§ SHORT TASK
Take every line that has the string "image" and copy it out.

§ §

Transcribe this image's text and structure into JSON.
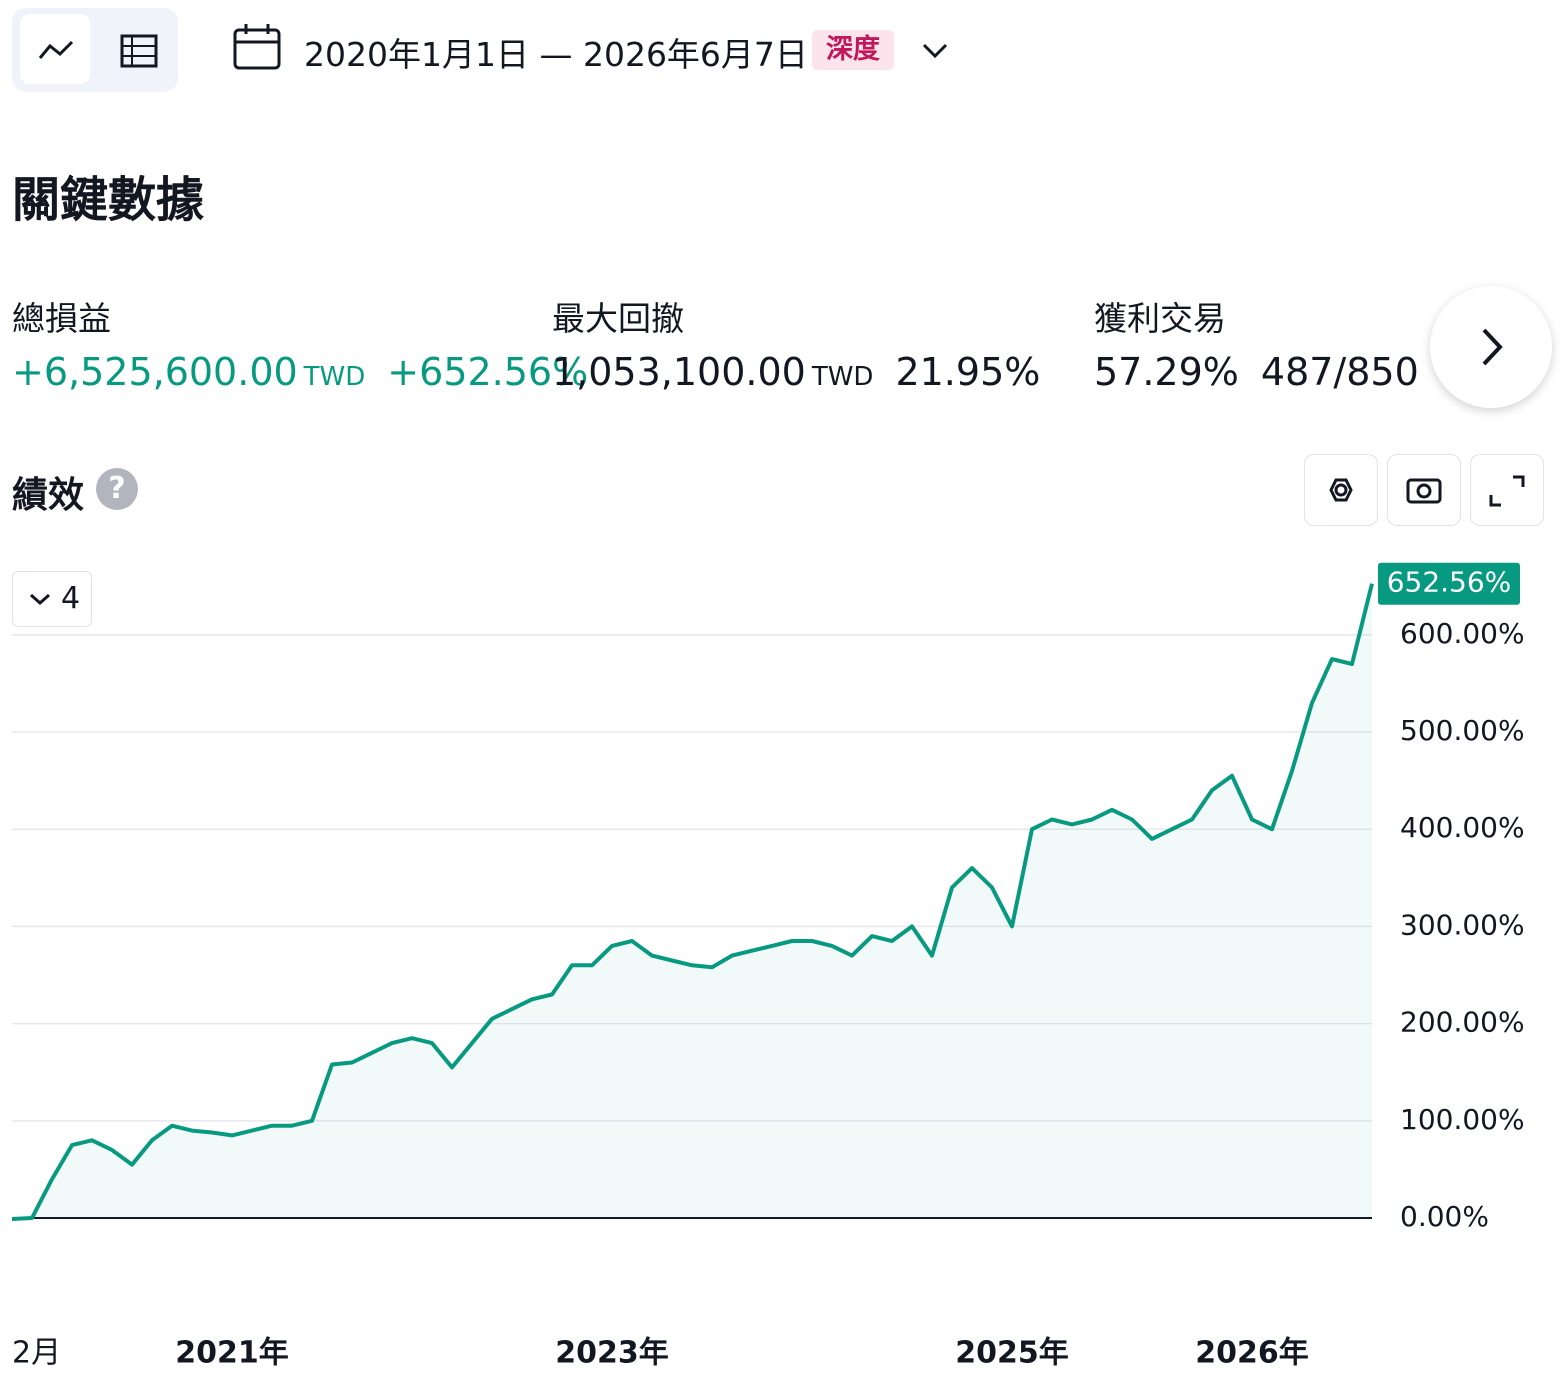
{
  "toolbar": {
    "date_range": "2020年1月1日 — 2026年6月7日",
    "badge": "深度"
  },
  "section_title": "關鍵數據",
  "metrics": [
    {
      "label": "總損益",
      "value": "+6,525,600.00",
      "unit": "TWD",
      "extra": "+652.56%"
    },
    {
      "label": "最大回撤",
      "value": "1,053,100.00",
      "unit": "TWD",
      "extra": "21.95%"
    },
    {
      "label": "獲利交易",
      "value": "57.29%",
      "extra": "487/850"
    }
  ],
  "performance": {
    "title": "績效",
    "series_count": "4"
  },
  "chart_data": {
    "type": "line",
    "categories": [
      null,
      "2月",
      null,
      null,
      null,
      null,
      null,
      null,
      null,
      null,
      null,
      "2021年",
      null,
      null,
      null,
      null,
      null,
      null,
      null,
      null,
      null,
      null,
      null,
      null,
      null,
      null,
      null,
      null,
      null,
      null,
      "2023年",
      null,
      null,
      null,
      null,
      null,
      null,
      null,
      null,
      null,
      null,
      null,
      null,
      null,
      null,
      null,
      null,
      null,
      null,
      null,
      "2025年",
      null,
      null,
      null,
      null,
      null,
      null,
      null,
      null,
      null,
      null,
      null,
      "2026年",
      null,
      null,
      null,
      null,
      null,
      null
    ],
    "series": [
      {
        "name": "績效",
        "color": "#089981",
        "last_value_label": "652.56%",
        "values": [
          -1,
          0,
          40,
          75,
          80,
          70,
          55,
          80,
          95,
          90,
          88,
          85,
          90,
          95,
          95,
          100,
          158,
          160,
          170,
          180,
          185,
          180,
          155,
          180,
          205,
          215,
          225,
          230,
          260,
          260,
          280,
          285,
          270,
          265,
          260,
          258,
          270,
          275,
          280,
          285,
          285,
          280,
          270,
          290,
          285,
          300,
          270,
          340,
          360,
          340,
          300,
          400,
          410,
          405,
          410,
          420,
          410,
          390,
          400,
          410,
          440,
          455,
          410,
          400,
          460,
          530,
          575,
          570,
          652.56
        ]
      }
    ],
    "ylim": [
      -80,
      660
    ],
    "yticks": [
      {
        "value": 0,
        "label": "0.00%"
      },
      {
        "value": 100,
        "label": "100.00%"
      },
      {
        "value": 200,
        "label": "200.00%"
      },
      {
        "value": 300,
        "label": "300.00%"
      },
      {
        "value": 400,
        "label": "400.00%"
      },
      {
        "value": 500,
        "label": "500.00%"
      },
      {
        "value": 600,
        "label": "600.00%"
      }
    ],
    "grid": true
  }
}
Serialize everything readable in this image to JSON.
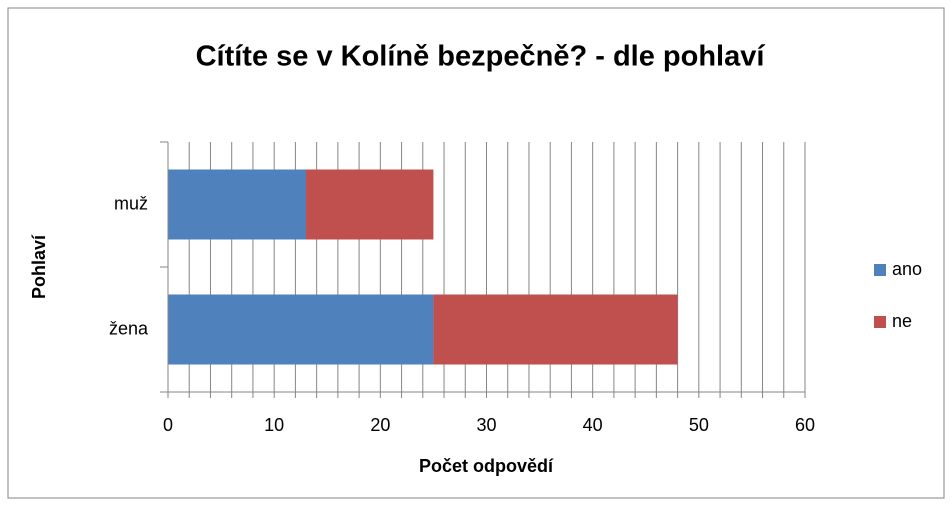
{
  "chart_data": {
    "type": "stacked_barh",
    "title": "Cítíte se v Kolíně bezpečně? - dle pohlaví",
    "xlabel": "Počet odpovědí",
    "ylabel": "Pohlaví",
    "categories": [
      "muž",
      "žena"
    ],
    "series": [
      {
        "name": "ano",
        "color": "#4f81bd",
        "values": [
          13,
          25
        ]
      },
      {
        "name": "ne",
        "color": "#c0504d",
        "values": [
          12,
          23
        ]
      }
    ],
    "xlim": [
      0,
      60
    ],
    "xticks": [
      0,
      10,
      20,
      30,
      40,
      50,
      60
    ],
    "xticks_minor": [
      2,
      4,
      6,
      8,
      12,
      14,
      16,
      18,
      22,
      24,
      26,
      28,
      32,
      34,
      36,
      38,
      42,
      44,
      46,
      48,
      52,
      54,
      56,
      58
    ],
    "grid": true,
    "legend": "right"
  }
}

§ §

§ TASK RESULT
Transcribe this image's text and structure into JSON.
Serialize everything readable in this image to JSON.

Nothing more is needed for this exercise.